* Prompt: Repeat the whole of the data, keeping every detail the same.
** BEGIN Record list **
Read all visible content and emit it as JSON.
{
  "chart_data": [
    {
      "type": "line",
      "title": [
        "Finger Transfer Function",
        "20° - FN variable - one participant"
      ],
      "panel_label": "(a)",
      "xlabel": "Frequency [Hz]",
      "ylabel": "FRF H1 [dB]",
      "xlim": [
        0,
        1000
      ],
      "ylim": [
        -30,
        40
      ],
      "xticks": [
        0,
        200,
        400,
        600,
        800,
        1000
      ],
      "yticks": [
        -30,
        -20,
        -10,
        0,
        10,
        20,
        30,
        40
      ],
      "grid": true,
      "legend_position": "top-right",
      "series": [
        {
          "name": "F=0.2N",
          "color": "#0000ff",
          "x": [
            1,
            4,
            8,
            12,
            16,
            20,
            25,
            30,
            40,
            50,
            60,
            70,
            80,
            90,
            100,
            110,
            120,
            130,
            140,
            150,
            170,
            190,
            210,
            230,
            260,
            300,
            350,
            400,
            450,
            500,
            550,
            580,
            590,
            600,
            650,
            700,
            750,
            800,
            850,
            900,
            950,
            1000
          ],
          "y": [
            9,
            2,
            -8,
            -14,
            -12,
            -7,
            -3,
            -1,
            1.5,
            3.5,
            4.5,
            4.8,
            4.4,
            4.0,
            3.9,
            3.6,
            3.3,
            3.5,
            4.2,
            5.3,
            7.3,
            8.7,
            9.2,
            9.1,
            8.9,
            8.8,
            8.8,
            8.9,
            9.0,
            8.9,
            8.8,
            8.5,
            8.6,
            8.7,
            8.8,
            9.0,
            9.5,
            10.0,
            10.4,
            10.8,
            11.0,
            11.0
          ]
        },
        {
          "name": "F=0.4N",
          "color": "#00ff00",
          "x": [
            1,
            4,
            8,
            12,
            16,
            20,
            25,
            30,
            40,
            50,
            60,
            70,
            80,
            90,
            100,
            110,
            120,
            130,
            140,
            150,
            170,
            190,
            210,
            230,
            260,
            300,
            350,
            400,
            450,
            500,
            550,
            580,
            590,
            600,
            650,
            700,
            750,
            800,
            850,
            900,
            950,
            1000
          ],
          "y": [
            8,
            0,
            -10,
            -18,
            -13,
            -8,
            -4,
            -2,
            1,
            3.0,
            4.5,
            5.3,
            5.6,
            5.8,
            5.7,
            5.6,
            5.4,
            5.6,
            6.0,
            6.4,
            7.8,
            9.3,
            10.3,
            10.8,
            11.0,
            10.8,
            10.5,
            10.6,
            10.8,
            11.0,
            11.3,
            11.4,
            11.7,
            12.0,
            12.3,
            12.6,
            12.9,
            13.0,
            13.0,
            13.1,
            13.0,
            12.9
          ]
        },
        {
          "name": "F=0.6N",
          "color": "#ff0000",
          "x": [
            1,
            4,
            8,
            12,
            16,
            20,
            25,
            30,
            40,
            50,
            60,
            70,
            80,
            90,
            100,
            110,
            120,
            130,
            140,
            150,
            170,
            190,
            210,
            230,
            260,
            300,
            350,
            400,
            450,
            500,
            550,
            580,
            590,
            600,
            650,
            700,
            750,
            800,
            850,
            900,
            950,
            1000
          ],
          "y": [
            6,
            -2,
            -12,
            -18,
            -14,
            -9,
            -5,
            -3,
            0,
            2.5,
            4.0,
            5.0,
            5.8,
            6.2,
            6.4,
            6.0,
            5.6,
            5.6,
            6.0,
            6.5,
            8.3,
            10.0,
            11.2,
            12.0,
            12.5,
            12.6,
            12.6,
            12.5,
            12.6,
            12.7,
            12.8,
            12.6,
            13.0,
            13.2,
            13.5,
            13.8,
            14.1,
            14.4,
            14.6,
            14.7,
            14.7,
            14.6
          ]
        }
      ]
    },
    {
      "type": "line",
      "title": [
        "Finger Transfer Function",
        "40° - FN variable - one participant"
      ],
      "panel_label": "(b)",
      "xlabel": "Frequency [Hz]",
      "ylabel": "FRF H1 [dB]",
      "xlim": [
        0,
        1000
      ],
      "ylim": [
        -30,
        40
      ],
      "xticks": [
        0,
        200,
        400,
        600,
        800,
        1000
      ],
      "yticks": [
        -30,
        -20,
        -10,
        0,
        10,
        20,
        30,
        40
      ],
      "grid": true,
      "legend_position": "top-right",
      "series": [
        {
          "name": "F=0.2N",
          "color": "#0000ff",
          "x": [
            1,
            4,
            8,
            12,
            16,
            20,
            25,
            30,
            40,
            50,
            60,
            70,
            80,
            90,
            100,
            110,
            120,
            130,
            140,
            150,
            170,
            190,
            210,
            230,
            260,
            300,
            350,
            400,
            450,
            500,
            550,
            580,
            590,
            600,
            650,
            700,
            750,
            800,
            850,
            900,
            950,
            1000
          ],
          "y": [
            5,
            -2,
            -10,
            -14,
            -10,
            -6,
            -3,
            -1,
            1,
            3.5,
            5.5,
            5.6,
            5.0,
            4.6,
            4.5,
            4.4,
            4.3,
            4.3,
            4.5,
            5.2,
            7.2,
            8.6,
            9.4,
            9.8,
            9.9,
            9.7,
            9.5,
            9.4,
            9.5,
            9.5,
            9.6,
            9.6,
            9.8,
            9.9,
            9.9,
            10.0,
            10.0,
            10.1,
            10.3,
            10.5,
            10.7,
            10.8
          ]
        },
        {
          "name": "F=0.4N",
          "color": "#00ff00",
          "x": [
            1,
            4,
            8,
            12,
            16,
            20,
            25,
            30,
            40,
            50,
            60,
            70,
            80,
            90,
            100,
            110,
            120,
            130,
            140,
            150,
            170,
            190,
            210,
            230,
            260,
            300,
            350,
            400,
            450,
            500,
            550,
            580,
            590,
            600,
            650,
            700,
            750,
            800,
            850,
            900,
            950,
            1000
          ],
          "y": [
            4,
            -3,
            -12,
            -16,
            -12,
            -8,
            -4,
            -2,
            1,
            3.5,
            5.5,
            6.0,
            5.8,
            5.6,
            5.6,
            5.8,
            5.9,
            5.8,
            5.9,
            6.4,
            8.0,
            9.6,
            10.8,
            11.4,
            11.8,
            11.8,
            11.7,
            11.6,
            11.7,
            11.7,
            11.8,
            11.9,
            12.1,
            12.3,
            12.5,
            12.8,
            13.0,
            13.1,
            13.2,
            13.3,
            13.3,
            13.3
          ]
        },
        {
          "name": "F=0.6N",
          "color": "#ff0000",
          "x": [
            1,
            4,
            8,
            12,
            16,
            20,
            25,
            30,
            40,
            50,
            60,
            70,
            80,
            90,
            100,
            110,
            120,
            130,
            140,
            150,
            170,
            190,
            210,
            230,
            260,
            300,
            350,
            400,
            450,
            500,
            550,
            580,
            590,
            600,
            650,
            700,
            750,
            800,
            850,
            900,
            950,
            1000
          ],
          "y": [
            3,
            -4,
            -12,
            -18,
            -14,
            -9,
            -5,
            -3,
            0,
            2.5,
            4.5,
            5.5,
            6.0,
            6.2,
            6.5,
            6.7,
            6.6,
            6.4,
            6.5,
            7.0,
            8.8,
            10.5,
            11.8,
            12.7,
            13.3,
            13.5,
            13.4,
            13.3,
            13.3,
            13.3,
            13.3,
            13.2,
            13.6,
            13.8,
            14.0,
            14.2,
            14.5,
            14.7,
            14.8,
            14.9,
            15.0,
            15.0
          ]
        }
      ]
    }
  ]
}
** END Record list **
* Reply to the exercise:
Read all visible content and emit it as JSON.
{
  "chart_data": [
    {
      "type": "line",
      "title": [
        "Finger Transfer Function",
        "20° - FN variable - one participant"
      ],
      "panel_label": "(a)",
      "xlabel": "Frequency [Hz]",
      "ylabel": "FRF H1 [dB]",
      "xlim": [
        0,
        1000
      ],
      "ylim": [
        -30,
        40
      ],
      "xticks": [
        0,
        200,
        400,
        600,
        800,
        1000
      ],
      "yticks": [
        -30,
        -20,
        -10,
        0,
        10,
        20,
        30,
        40
      ],
      "grid": true,
      "legend_position": "top-right",
      "series": [
        {
          "name": "F=0.2N",
          "color": "#0000ff",
          "x": [
            1,
            4,
            8,
            12,
            16,
            20,
            25,
            30,
            40,
            50,
            60,
            70,
            80,
            90,
            100,
            110,
            120,
            130,
            140,
            150,
            170,
            190,
            210,
            230,
            260,
            300,
            350,
            400,
            450,
            500,
            550,
            580,
            590,
            600,
            650,
            700,
            750,
            800,
            850,
            900,
            950,
            1000
          ],
          "y": [
            9,
            2,
            -8,
            -14,
            -12,
            -7,
            -3,
            -1,
            1.5,
            3.5,
            4.5,
            4.8,
            4.4,
            4.0,
            3.9,
            3.6,
            3.3,
            3.5,
            4.2,
            5.3,
            7.3,
            8.7,
            9.2,
            9.1,
            8.9,
            8.8,
            8.8,
            8.9,
            9.0,
            8.9,
            8.8,
            8.5,
            8.6,
            8.7,
            8.8,
            9.0,
            9.5,
            10.0,
            10.4,
            10.8,
            11.0,
            11.0
          ]
        },
        {
          "name": "F=0.4N",
          "color": "#00ff00",
          "x": [
            1,
            4,
            8,
            12,
            16,
            20,
            25,
            30,
            40,
            50,
            60,
            70,
            80,
            90,
            100,
            110,
            120,
            130,
            140,
            150,
            170,
            190,
            210,
            230,
            260,
            300,
            350,
            400,
            450,
            500,
            550,
            580,
            590,
            600,
            650,
            700,
            750,
            800,
            850,
            900,
            950,
            1000
          ],
          "y": [
            8,
            0,
            -10,
            -18,
            -13,
            -8,
            -4,
            -2,
            1,
            3.0,
            4.5,
            5.3,
            5.6,
            5.8,
            5.7,
            5.6,
            5.4,
            5.6,
            6.0,
            6.4,
            7.8,
            9.3,
            10.3,
            10.8,
            11.0,
            10.8,
            10.5,
            10.6,
            10.8,
            11.0,
            11.3,
            11.4,
            11.7,
            12.0,
            12.3,
            12.6,
            12.9,
            13.0,
            13.0,
            13.1,
            13.0,
            12.9
          ]
        },
        {
          "name": "F=0.6N",
          "color": "#ff0000",
          "x": [
            1,
            4,
            8,
            12,
            16,
            20,
            25,
            30,
            40,
            50,
            60,
            70,
            80,
            90,
            100,
            110,
            120,
            130,
            140,
            150,
            170,
            190,
            210,
            230,
            260,
            300,
            350,
            400,
            450,
            500,
            550,
            580,
            590,
            600,
            650,
            700,
            750,
            800,
            850,
            900,
            950,
            1000
          ],
          "y": [
            6,
            -2,
            -12,
            -18,
            -14,
            -9,
            -5,
            -3,
            0,
            2.5,
            4.0,
            5.0,
            5.8,
            6.2,
            6.4,
            6.0,
            5.6,
            5.6,
            6.0,
            6.5,
            8.3,
            10.0,
            11.2,
            12.0,
            12.5,
            12.6,
            12.6,
            12.5,
            12.6,
            12.7,
            12.8,
            12.6,
            13.0,
            13.2,
            13.5,
            13.8,
            14.1,
            14.4,
            14.6,
            14.7,
            14.7,
            14.6
          ]
        }
      ]
    },
    {
      "type": "line",
      "title": [
        "Finger Transfer Function",
        "40° - FN variable - one participant"
      ],
      "panel_label": "(b)",
      "xlabel": "Frequency [Hz]",
      "ylabel": "FRF H1 [dB]",
      "xlim": [
        0,
        1000
      ],
      "ylim": [
        -30,
        40
      ],
      "xticks": [
        0,
        200,
        400,
        600,
        800,
        1000
      ],
      "yticks": [
        -30,
        -20,
        -10,
        0,
        10,
        20,
        30,
        40
      ],
      "grid": true,
      "legend_position": "top-right",
      "series": [
        {
          "name": "F=0.2N",
          "color": "#0000ff",
          "x": [
            1,
            4,
            8,
            12,
            16,
            20,
            25,
            30,
            40,
            50,
            60,
            70,
            80,
            90,
            100,
            110,
            120,
            130,
            140,
            150,
            170,
            190,
            210,
            230,
            260,
            300,
            350,
            400,
            450,
            500,
            550,
            580,
            590,
            600,
            650,
            700,
            750,
            800,
            850,
            900,
            950,
            1000
          ],
          "y": [
            5,
            -2,
            -10,
            -14,
            -10,
            -6,
            -3,
            -1,
            1,
            3.5,
            5.5,
            5.6,
            5.0,
            4.6,
            4.5,
            4.4,
            4.3,
            4.3,
            4.5,
            5.2,
            7.2,
            8.6,
            9.4,
            9.8,
            9.9,
            9.7,
            9.5,
            9.4,
            9.5,
            9.5,
            9.6,
            9.6,
            9.8,
            9.9,
            9.9,
            10.0,
            10.0,
            10.1,
            10.3,
            10.5,
            10.7,
            10.8
          ]
        },
        {
          "name": "F=0.4N",
          "color": "#00ff00",
          "x": [
            1,
            4,
            8,
            12,
            16,
            20,
            25,
            30,
            40,
            50,
            60,
            70,
            80,
            90,
            100,
            110,
            120,
            130,
            140,
            150,
            170,
            190,
            210,
            230,
            260,
            300,
            350,
            400,
            450,
            500,
            550,
            580,
            590,
            600,
            650,
            700,
            750,
            800,
            850,
            900,
            950,
            1000
          ],
          "y": [
            4,
            -3,
            -12,
            -16,
            -12,
            -8,
            -4,
            -2,
            1,
            3.5,
            5.5,
            6.0,
            5.8,
            5.6,
            5.6,
            5.8,
            5.9,
            5.8,
            5.9,
            6.4,
            8.0,
            9.6,
            10.8,
            11.4,
            11.8,
            11.8,
            11.7,
            11.6,
            11.7,
            11.7,
            11.8,
            11.9,
            12.1,
            12.3,
            12.5,
            12.8,
            13.0,
            13.1,
            13.2,
            13.3,
            13.3,
            13.3
          ]
        },
        {
          "name": "F=0.6N",
          "color": "#ff0000",
          "x": [
            1,
            4,
            8,
            12,
            16,
            20,
            25,
            30,
            40,
            50,
            60,
            70,
            80,
            90,
            100,
            110,
            120,
            130,
            140,
            150,
            170,
            190,
            210,
            230,
            260,
            300,
            350,
            400,
            450,
            500,
            550,
            580,
            590,
            600,
            650,
            700,
            750,
            800,
            850,
            900,
            950,
            1000
          ],
          "y": [
            3,
            -4,
            -12,
            -18,
            -14,
            -9,
            -5,
            -3,
            0,
            2.5,
            4.5,
            5.5,
            6.0,
            6.2,
            6.5,
            6.7,
            6.6,
            6.4,
            6.5,
            7.0,
            8.8,
            10.5,
            11.8,
            12.7,
            13.3,
            13.5,
            13.4,
            13.3,
            13.3,
            13.3,
            13.3,
            13.2,
            13.6,
            13.8,
            14.0,
            14.2,
            14.5,
            14.7,
            14.8,
            14.9,
            15.0,
            15.0
          ]
        }
      ]
    }
  ]
}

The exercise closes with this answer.